Quote the data below in full, minus the images.
BEGIN Extracted entries
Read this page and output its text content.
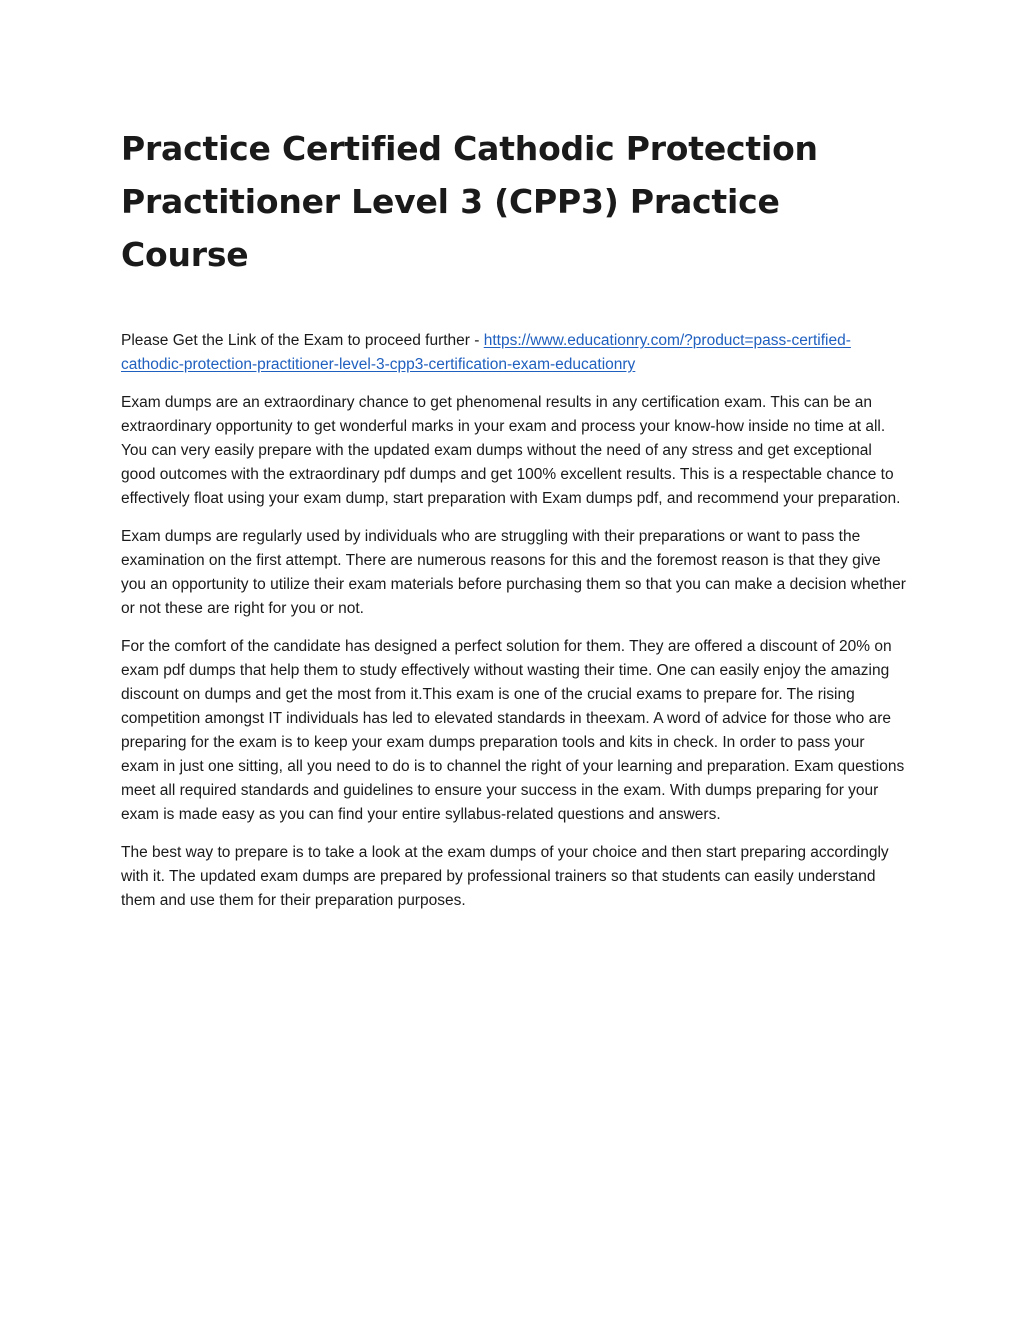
Practice Certified Cathodic Protection Practitioner Level 3 (CPP3) Practice Course

Please Get the Link of the Exam to proceed further - https://www.educationry.com/?product=pass-certified-cathodic-protection-practitioner-level-3-cpp3-certification-exam-educationry

Exam dumps are an extraordinary chance to get phenomenal results in any certification exam. This can be an extraordinary opportunity to get wonderful marks in your exam and process your know-how inside no time at all. You can very easily prepare with the updated exam dumps without the need of any stress and get exceptional good outcomes with the extraordinary pdf dumps and get 100% excellent results. This is a respectable chance to effectively float using your exam dump, start preparation with Exam dumps pdf, and recommend your preparation.

Exam dumps are regularly used by individuals who are struggling with their preparations or want to pass the examination on the first attempt. There are numerous reasons for this and the foremost reason is that they give you an opportunity to utilize their exam materials before purchasing them so that you can make a decision whether or not these are right for you or not.

For the comfort of the candidate has designed a perfect solution for them. They are offered a discount of 20% on exam pdf dumps that help them to study effectively without wasting their time. One can easily enjoy the amazing discount on dumps and get the most from it.This exam is one of the crucial exams to prepare for. The rising competition amongst IT individuals has led to elevated standards in theexam. A word of advice for those who are preparing for the exam is to keep your exam dumps preparation tools and kits in check. In order to pass your exam in just one sitting, all you need to do is to channel the right of your learning and preparation. Exam questions meet all required standards and guidelines to ensure your success in the exam. With dumps preparing for your exam is made easy as you can find your entire syllabus-related questions and answers.

The best way to prepare is to take a look at the exam dumps of your choice and then start preparing accordingly with it. The updated exam dumps are prepared by professional trainers so that students can easily understand them and use them for their preparation purposes.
END Extracted entries
### [Task answer]
Read this page and output its text content.
Practice Certified Cathodic Protection Practitioner Level 3 (CPP3) Practice Course

Please Get the Link of the Exam to proceed further - https://www.educationry.com/?product=pass-certified-cathodic-protection-practitioner-level-3-cpp3-certification-exam-educationry

Exam dumps are an extraordinary chance to get phenomenal results in any certification exam. This can be an extraordinary opportunity to get wonderful marks in your exam and process your know-how inside no time at all. You can very easily prepare with the updated exam dumps without the need of any stress and get exceptional good outcomes with the extraordinary pdf dumps and get 100% excellent results. This is a respectable chance to effectively float using your exam dump, start preparation with Exam dumps pdf, and recommend your preparation.

Exam dumps are regularly used by individuals who are struggling with their preparations or want to pass the examination on the first attempt. There are numerous reasons for this and the foremost reason is that they give you an opportunity to utilize their exam materials before purchasing them so that you can make a decision whether or not these are right for you or not.

For the comfort of the candidate has designed a perfect solution for them. They are offered a discount of 20% on exam pdf dumps that help them to study effectively without wasting their time. One can easily enjoy the amazing discount on dumps and get the most from it.This exam is one of the crucial exams to prepare for. The rising competition amongst IT individuals has led to elevated standards in theexam. A word of advice for those who are preparing for the exam is to keep your exam dumps preparation tools and kits in check. In order to pass your exam in just one sitting, all you need to do is to channel the right of your learning and preparation. Exam questions meet all required standards and guidelines to ensure your success in the exam. With dumps preparing for your exam is made easy as you can find your entire syllabus-related questions and answers.

The best way to prepare is to take a look at the exam dumps of your choice and then start preparing accordingly with it. The updated exam dumps are prepared by professional trainers so that students can easily understand them and use them for their preparation purposes.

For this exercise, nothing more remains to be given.